SHORT TASK:
In each of the records below, substitute "candlestick" for "candle-body" wherever it occurs and write the lines out again, leaving everything else unchanged. Leave the pictures out.
-------- LISTED ENTRIES
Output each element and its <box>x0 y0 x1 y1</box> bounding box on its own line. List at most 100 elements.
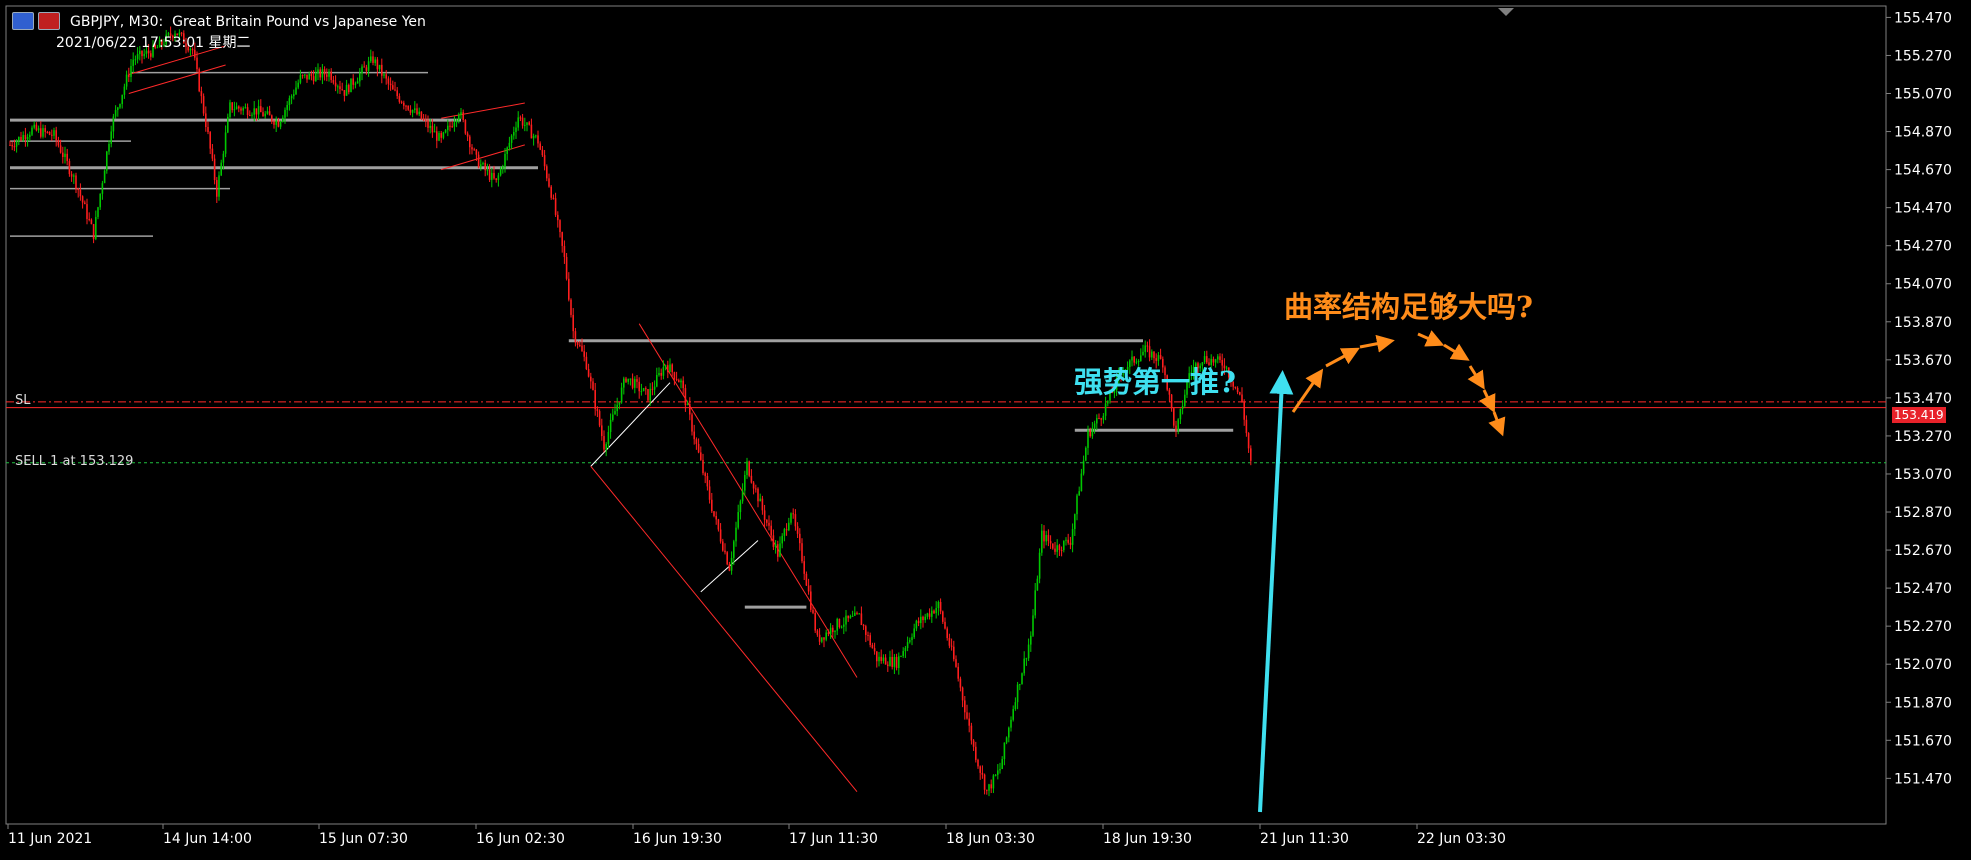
candle-body <box>1133 356 1135 363</box>
candle-body <box>1058 545 1061 551</box>
candle-body <box>722 541 724 551</box>
symbol-title: GBPJPY, M30: Great Britain Pound vs Japa… <box>70 14 426 30</box>
candle-body <box>689 404 691 415</box>
candle-body <box>662 367 665 376</box>
candle-body <box>326 74 328 77</box>
candle-body <box>260 106 262 113</box>
plot-area[interactable] <box>5 5 1887 825</box>
candle-body <box>1236 387 1239 393</box>
candle-body <box>1197 363 1199 369</box>
candle-body <box>1142 351 1144 356</box>
y-tick-label: 154.270 <box>1894 239 1952 255</box>
y-tick-label: 154.670 <box>1894 163 1952 179</box>
candle-body <box>524 124 526 126</box>
candle-body <box>293 94 295 97</box>
candle-body <box>618 402 621 405</box>
chart-window-icon[interactable] <box>12 12 34 30</box>
candle-body <box>1019 684 1021 686</box>
candle-body <box>607 431 610 445</box>
candle-body <box>645 388 647 390</box>
candle-body <box>651 388 654 390</box>
candle-body <box>352 78 354 85</box>
candle-body <box>1153 351 1155 359</box>
candle-body <box>838 618 841 628</box>
candle-body <box>33 124 35 128</box>
candle-body <box>876 651 878 662</box>
candle-body <box>515 127 517 133</box>
y-tick-label: 152.670 <box>1894 543 1952 559</box>
candle-body <box>634 379 636 388</box>
candle-body <box>84 202 86 205</box>
candle-body <box>926 613 929 617</box>
candle-body <box>539 143 541 150</box>
candle-body <box>264 113 266 117</box>
candle-body <box>255 108 258 115</box>
candle-body <box>1052 543 1054 549</box>
candle-body <box>546 166 548 179</box>
candle-body <box>253 108 255 115</box>
candle-body <box>1179 408 1182 420</box>
candle-body <box>1129 360 1131 368</box>
candle-body <box>345 84 348 96</box>
candle-body <box>440 133 442 138</box>
candle-body <box>484 162 486 171</box>
candle-body <box>370 56 372 62</box>
candle-body <box>337 86 339 88</box>
candle-body <box>999 768 1001 771</box>
candle-body <box>262 112 264 117</box>
candle-body <box>1038 552 1041 579</box>
candle-body <box>805 573 808 586</box>
candle-body <box>224 132 227 154</box>
candle-body <box>579 344 581 346</box>
x-tick-label: 16 Jun 19:30 <box>633 831 722 847</box>
candle-body <box>1076 495 1078 515</box>
candle-body <box>972 740 975 747</box>
candle-body <box>196 57 198 70</box>
candle-body <box>200 91 203 97</box>
candle-body <box>244 107 247 109</box>
candle-body <box>444 130 447 133</box>
candle-body <box>576 342 579 345</box>
candle-body <box>1025 658 1028 660</box>
trade-icon[interactable] <box>38 12 60 30</box>
candle-body <box>161 40 163 45</box>
candle-body <box>332 79 335 83</box>
candle-body <box>1074 514 1076 530</box>
candle-body <box>585 356 588 370</box>
candle-body <box>396 90 398 97</box>
candle-body <box>22 135 24 141</box>
candle-body <box>1245 419 1248 434</box>
y-tick-label: 153.070 <box>1894 467 1952 483</box>
candle-body <box>46 131 49 133</box>
candle-body <box>942 611 944 622</box>
candle-body <box>774 544 777 547</box>
candle-body <box>744 475 746 491</box>
candle-body <box>915 620 918 629</box>
candle-body <box>801 543 803 562</box>
candle-body <box>697 443 700 453</box>
candle-body <box>1065 539 1067 541</box>
candle-body <box>464 119 467 134</box>
candle-body <box>1157 355 1160 361</box>
candle-body <box>818 634 821 642</box>
push-arrow <box>1258 370 1294 813</box>
candle-body <box>416 108 418 115</box>
candle-body <box>1107 400 1109 404</box>
candle-body <box>552 197 555 199</box>
candle-body <box>695 439 698 444</box>
candle-body <box>1155 358 1157 361</box>
candle-body <box>1005 737 1008 743</box>
y-tick-label: 155.070 <box>1894 87 1952 103</box>
candle-body <box>387 78 390 84</box>
candle-body <box>592 381 594 390</box>
candle-body <box>277 120 280 127</box>
candle-body <box>462 112 464 120</box>
candle-body <box>671 364 673 373</box>
candle-body <box>1195 363 1197 367</box>
candle-body <box>502 167 504 169</box>
candle-body <box>537 135 539 144</box>
candle-body <box>882 657 885 661</box>
candle-body <box>964 700 966 713</box>
candle-body <box>1225 367 1228 369</box>
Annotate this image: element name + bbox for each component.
----------------
COMPLETED TASK:
Output each element and its <box>x0 y0 x1 y1</box> bounding box on its own line. List at most 100 elements.
candlestick <box>1133 356 1135 363</box>
candlestick <box>1058 545 1061 551</box>
candlestick <box>722 541 724 551</box>
symbol-title: GBPJPY, M30: Great Britain Pound vs Japa… <box>70 14 426 30</box>
candlestick <box>689 404 691 415</box>
candlestick <box>662 367 665 376</box>
candlestick <box>326 74 328 77</box>
candlestick <box>260 106 262 113</box>
plot-area[interactable] <box>5 5 1887 825</box>
candlestick <box>1236 387 1239 393</box>
candlestick <box>1197 363 1199 369</box>
candlestick <box>1142 351 1144 356</box>
y-tick-label: 154.270 <box>1894 239 1952 255</box>
y-tick-label: 154.670 <box>1894 163 1952 179</box>
candlestick <box>524 124 526 126</box>
candlestick <box>293 94 295 97</box>
candlestick <box>618 402 621 405</box>
chart-window-icon[interactable] <box>12 12 34 30</box>
candlestick <box>1019 684 1021 686</box>
candlestick <box>607 431 610 445</box>
candlestick <box>645 388 647 390</box>
candlestick <box>651 388 654 390</box>
candlestick <box>352 78 354 85</box>
candlestick <box>1153 351 1155 359</box>
candlestick <box>838 618 841 628</box>
candlestick <box>33 124 35 128</box>
candlestick <box>876 651 878 662</box>
candlestick <box>515 127 517 133</box>
y-tick-label: 152.670 <box>1894 543 1952 559</box>
candlestick <box>634 379 636 388</box>
candlestick <box>84 202 86 205</box>
candlestick <box>926 613 929 617</box>
candlestick <box>539 143 541 150</box>
candlestick <box>264 113 266 117</box>
candlestick <box>255 108 258 115</box>
candlestick <box>1052 543 1054 549</box>
candlestick <box>546 166 548 179</box>
candlestick <box>253 108 255 115</box>
candlestick <box>1179 408 1182 420</box>
candlestick <box>1129 360 1131 368</box>
candlestick <box>345 84 348 96</box>
candlestick <box>440 133 442 138</box>
candlestick <box>484 162 486 171</box>
candlestick <box>370 56 372 62</box>
candlestick <box>337 86 339 88</box>
candlestick <box>999 768 1001 771</box>
candlestick <box>262 112 264 117</box>
candlestick <box>1038 552 1041 579</box>
candlestick <box>805 573 808 586</box>
candlestick <box>224 132 227 154</box>
candlestick <box>579 344 581 346</box>
x-tick-label: 16 Jun 19:30 <box>633 831 722 847</box>
candlestick <box>1076 495 1078 515</box>
candlestick <box>972 740 975 747</box>
candlestick <box>196 57 198 70</box>
candlestick <box>200 91 203 97</box>
candlestick <box>244 107 247 109</box>
candlestick <box>444 130 447 133</box>
candlestick <box>576 342 579 345</box>
candlestick <box>1025 658 1028 660</box>
trade-icon[interactable] <box>38 12 60 30</box>
candlestick <box>161 40 163 45</box>
candlestick <box>332 79 335 83</box>
candlestick <box>1074 514 1076 530</box>
candlestick <box>585 356 588 370</box>
candlestick <box>396 90 398 97</box>
candlestick <box>22 135 24 141</box>
candlestick <box>1245 419 1248 434</box>
y-tick-label: 153.070 <box>1894 467 1952 483</box>
candlestick <box>46 131 49 133</box>
candlestick <box>942 611 944 622</box>
candlestick <box>774 544 777 547</box>
candlestick <box>744 475 746 491</box>
candlestick <box>915 620 918 629</box>
candlestick <box>801 543 803 562</box>
candlestick <box>697 443 700 453</box>
candlestick <box>1065 539 1067 541</box>
candlestick <box>464 119 467 134</box>
candlestick <box>1157 355 1160 361</box>
candlestick <box>818 634 821 642</box>
push-arrow <box>1258 370 1294 813</box>
candlestick <box>416 108 418 115</box>
candlestick <box>1107 400 1109 404</box>
candlestick <box>552 197 555 199</box>
candlestick <box>695 439 698 444</box>
candlestick <box>1155 358 1157 361</box>
candlestick <box>1005 737 1008 743</box>
y-tick-label: 155.070 <box>1894 87 1952 103</box>
candlestick <box>387 78 390 84</box>
candlestick <box>592 381 594 390</box>
candlestick <box>277 120 280 127</box>
candlestick <box>462 112 464 120</box>
candlestick <box>671 364 673 373</box>
candlestick <box>1195 363 1197 367</box>
candlestick <box>502 167 504 169</box>
candlestick <box>537 135 539 144</box>
candlestick <box>882 657 885 661</box>
candlestick <box>964 700 966 713</box>
candlestick <box>1225 367 1228 369</box>
Annotate this image: element name + bbox for each component.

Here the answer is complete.